__WHAT YOU WILL DO__. Collect each line containing "name".

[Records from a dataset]
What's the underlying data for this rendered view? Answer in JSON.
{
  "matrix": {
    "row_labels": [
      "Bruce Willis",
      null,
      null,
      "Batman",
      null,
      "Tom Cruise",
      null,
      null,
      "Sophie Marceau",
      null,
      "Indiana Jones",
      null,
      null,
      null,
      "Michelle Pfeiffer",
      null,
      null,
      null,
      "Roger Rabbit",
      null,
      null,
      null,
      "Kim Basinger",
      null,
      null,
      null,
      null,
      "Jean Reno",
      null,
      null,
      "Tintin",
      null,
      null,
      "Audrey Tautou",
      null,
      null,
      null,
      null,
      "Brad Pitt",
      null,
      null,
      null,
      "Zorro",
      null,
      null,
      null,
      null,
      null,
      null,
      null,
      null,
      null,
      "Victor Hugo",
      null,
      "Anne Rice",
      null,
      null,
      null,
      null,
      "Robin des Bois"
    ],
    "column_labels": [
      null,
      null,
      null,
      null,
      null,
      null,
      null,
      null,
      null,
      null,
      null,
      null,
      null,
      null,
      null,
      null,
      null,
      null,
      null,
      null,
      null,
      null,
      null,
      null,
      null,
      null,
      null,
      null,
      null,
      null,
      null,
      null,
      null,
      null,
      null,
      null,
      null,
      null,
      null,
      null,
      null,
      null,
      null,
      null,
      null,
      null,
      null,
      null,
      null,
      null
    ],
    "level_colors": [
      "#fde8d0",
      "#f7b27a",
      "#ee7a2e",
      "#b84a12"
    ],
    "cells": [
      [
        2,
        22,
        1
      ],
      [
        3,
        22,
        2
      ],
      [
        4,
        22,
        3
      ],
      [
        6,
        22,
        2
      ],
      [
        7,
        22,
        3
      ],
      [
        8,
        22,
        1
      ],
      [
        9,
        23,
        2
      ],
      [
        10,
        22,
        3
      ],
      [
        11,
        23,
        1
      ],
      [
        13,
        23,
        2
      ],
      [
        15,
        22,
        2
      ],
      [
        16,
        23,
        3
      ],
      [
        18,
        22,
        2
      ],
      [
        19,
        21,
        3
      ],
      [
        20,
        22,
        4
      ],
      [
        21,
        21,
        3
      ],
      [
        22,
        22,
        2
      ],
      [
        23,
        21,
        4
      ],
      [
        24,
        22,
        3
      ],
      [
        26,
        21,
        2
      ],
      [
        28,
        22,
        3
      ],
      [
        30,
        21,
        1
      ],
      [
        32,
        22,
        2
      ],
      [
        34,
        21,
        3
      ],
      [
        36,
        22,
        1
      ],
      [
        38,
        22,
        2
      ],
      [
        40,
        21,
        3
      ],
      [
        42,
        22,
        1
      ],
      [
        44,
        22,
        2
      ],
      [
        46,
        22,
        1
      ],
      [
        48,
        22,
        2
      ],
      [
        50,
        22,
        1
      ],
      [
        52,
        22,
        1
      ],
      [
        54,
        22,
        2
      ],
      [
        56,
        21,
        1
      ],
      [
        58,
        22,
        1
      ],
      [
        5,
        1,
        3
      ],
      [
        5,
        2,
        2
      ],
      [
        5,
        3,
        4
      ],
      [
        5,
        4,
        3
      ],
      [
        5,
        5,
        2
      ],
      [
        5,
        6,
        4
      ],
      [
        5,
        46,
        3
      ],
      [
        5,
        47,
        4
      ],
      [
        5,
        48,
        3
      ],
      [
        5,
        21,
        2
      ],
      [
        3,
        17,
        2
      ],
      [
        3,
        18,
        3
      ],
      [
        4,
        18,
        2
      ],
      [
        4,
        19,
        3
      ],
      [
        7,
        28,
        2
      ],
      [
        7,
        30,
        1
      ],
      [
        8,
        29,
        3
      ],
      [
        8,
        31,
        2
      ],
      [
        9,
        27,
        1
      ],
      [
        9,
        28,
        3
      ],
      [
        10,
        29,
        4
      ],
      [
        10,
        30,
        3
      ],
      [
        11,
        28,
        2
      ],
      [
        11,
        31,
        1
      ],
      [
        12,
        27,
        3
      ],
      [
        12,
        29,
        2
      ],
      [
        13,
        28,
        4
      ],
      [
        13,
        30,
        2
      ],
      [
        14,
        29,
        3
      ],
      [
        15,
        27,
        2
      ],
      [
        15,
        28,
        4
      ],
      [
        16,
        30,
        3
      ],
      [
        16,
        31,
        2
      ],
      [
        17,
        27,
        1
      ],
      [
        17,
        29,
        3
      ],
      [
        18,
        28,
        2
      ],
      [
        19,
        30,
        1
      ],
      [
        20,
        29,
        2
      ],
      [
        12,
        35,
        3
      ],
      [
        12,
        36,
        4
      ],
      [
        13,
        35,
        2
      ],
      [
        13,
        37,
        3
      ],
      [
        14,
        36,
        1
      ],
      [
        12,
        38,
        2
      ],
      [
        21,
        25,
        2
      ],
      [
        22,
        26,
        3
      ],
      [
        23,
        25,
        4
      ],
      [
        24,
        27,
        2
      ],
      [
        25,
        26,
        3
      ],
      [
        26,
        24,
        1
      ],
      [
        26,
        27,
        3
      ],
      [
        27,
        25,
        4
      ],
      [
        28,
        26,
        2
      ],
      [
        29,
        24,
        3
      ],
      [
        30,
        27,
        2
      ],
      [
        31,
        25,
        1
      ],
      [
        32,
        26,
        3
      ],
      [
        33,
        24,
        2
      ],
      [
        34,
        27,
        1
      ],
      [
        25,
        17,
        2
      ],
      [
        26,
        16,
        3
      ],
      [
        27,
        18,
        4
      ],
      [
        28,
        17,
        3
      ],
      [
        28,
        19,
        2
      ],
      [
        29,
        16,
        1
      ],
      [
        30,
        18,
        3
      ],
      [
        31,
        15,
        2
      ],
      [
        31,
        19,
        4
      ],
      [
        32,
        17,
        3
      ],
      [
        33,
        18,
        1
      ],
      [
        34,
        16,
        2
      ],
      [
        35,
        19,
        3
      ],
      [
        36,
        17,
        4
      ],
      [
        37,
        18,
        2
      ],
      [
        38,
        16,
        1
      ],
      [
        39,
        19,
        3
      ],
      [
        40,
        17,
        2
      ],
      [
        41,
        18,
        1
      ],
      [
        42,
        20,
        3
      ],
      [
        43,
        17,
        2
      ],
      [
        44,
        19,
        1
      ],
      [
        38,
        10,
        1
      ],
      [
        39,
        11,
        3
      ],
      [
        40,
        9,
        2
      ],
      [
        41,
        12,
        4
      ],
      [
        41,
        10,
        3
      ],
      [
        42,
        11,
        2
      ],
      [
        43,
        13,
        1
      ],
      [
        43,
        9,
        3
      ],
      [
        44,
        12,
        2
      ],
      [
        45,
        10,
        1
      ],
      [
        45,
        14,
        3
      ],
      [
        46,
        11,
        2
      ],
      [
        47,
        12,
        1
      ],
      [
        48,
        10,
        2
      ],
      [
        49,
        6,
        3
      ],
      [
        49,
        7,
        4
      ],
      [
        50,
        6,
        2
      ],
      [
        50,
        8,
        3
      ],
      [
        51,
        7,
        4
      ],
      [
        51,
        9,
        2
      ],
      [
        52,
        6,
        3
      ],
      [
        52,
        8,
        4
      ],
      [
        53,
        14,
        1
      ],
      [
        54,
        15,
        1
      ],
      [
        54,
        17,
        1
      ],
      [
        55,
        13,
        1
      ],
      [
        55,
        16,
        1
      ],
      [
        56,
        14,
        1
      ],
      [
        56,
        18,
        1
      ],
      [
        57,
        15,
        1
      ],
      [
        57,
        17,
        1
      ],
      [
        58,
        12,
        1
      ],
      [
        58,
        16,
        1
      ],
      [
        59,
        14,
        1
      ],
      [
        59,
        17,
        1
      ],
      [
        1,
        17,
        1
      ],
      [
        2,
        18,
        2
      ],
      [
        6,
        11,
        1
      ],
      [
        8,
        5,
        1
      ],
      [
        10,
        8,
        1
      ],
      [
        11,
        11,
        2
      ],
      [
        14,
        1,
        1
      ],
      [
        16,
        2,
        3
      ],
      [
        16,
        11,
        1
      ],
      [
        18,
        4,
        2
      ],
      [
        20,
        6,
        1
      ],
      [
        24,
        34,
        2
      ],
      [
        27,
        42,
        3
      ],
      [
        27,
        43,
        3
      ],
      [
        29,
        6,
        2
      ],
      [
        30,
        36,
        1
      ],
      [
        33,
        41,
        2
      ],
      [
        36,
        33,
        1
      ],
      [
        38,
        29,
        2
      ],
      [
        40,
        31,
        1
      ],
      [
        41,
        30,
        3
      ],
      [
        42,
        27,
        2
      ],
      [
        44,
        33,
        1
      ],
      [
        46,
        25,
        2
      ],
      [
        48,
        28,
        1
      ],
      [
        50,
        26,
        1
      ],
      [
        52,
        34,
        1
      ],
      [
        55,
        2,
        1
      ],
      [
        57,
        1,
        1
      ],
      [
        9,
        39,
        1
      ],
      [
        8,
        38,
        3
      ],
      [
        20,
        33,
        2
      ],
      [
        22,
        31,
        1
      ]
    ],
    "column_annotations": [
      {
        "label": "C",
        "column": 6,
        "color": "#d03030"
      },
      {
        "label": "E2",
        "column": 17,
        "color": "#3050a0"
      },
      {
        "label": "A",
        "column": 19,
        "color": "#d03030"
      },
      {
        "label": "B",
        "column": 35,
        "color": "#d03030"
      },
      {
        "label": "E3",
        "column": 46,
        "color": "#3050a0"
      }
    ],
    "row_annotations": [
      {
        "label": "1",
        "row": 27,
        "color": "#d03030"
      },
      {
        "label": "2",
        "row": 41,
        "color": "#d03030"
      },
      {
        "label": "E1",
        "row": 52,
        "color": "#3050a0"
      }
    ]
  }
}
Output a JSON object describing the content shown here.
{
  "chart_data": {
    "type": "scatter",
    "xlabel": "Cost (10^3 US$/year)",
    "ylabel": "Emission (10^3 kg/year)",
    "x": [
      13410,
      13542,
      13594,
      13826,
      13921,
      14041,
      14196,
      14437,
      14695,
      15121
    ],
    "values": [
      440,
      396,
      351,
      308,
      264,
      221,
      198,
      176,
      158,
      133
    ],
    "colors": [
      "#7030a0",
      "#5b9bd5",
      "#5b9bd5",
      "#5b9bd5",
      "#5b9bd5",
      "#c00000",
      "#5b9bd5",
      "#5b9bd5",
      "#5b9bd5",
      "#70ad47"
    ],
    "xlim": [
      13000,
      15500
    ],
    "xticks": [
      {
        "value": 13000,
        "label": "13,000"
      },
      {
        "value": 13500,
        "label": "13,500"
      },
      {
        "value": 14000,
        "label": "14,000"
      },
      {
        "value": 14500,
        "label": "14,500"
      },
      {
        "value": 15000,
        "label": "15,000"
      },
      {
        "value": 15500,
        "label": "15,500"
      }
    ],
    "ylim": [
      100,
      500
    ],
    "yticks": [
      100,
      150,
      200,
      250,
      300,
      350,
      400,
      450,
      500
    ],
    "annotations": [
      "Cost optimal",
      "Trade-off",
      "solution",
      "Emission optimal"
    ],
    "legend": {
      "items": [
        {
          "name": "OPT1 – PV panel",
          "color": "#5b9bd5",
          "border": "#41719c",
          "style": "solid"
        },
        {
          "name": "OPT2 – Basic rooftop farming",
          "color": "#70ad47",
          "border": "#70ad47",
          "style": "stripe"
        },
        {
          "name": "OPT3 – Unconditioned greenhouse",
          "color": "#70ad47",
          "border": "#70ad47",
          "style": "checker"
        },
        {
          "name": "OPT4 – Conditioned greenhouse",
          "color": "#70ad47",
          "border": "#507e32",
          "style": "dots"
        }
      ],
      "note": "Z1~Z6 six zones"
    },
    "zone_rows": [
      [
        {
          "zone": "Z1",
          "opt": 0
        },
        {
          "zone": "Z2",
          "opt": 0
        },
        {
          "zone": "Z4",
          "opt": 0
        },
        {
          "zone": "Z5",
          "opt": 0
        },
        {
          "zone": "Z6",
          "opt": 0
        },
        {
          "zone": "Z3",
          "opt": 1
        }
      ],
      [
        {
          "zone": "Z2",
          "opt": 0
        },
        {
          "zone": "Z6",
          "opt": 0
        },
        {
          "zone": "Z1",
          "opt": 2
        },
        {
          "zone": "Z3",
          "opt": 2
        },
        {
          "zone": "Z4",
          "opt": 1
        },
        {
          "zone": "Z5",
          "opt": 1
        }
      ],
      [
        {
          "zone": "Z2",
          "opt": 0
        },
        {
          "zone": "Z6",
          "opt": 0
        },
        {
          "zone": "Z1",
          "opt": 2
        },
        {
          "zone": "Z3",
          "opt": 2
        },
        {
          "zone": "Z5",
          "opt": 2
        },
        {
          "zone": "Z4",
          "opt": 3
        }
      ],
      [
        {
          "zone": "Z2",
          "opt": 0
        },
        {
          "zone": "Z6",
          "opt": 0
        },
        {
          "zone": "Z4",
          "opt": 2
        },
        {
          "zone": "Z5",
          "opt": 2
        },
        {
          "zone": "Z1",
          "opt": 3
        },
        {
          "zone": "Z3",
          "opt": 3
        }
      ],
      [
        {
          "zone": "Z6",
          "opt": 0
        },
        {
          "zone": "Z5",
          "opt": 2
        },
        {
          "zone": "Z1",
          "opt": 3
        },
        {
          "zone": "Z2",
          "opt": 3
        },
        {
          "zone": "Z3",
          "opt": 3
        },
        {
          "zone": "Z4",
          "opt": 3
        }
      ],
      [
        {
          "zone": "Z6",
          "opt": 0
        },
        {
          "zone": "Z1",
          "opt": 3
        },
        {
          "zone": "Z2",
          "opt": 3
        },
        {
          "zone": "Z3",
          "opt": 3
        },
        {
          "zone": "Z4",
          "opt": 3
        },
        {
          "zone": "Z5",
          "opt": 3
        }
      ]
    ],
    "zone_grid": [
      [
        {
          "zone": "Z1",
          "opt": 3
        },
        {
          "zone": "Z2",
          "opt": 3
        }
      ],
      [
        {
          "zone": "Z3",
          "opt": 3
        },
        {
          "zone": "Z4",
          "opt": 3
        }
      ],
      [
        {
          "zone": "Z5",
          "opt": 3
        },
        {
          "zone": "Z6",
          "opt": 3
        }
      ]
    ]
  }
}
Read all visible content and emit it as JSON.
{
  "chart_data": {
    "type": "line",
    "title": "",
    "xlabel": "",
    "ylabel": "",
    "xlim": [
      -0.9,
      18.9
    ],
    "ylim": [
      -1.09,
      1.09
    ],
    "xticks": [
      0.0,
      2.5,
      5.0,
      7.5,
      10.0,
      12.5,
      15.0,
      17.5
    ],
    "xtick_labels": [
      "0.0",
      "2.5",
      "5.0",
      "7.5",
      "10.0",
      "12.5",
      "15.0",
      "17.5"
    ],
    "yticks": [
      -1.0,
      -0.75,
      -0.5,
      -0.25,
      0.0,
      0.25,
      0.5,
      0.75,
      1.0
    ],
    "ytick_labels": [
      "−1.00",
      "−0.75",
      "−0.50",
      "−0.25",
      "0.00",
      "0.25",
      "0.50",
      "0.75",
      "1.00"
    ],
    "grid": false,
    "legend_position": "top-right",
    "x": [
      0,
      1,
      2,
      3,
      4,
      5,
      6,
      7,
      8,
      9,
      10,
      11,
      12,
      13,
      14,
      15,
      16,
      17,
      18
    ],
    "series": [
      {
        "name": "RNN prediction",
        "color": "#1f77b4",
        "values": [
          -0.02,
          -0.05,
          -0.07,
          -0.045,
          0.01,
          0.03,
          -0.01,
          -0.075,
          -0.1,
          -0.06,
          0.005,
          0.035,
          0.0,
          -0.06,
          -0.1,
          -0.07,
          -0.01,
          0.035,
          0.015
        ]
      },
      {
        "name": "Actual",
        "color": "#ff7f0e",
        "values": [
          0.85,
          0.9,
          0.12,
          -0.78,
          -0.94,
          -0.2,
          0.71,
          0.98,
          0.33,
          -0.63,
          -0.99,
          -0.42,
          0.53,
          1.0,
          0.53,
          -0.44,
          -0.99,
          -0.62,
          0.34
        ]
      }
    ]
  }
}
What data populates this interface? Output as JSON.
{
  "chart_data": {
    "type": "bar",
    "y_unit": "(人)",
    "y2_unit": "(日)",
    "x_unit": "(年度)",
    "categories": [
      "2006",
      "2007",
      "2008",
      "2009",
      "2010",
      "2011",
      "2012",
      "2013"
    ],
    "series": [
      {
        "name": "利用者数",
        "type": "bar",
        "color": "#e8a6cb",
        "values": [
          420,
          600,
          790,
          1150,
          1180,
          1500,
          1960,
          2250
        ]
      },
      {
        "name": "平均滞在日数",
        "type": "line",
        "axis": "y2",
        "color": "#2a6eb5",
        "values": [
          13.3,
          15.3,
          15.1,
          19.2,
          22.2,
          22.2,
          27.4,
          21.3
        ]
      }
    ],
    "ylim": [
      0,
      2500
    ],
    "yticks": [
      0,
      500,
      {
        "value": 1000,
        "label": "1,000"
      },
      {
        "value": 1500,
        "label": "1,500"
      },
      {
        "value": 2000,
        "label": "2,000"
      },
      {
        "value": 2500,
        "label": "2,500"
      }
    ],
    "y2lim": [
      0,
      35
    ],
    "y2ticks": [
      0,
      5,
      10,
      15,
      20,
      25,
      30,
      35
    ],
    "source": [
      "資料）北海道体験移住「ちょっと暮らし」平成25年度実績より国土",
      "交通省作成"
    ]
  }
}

__RESPONSE__.
          "name": "OPT1 – PV panel",
          "name": "OPT2 – Basic rooftop farming",
          "name": "OPT3 – Unconditioned greenhouse",
          "name": "OPT4 – Conditioned greenhouse",
        "name": "RNN prediction",
        "name": "Actual",
        "name": "利用者数",
        "name": "平均滞在日数",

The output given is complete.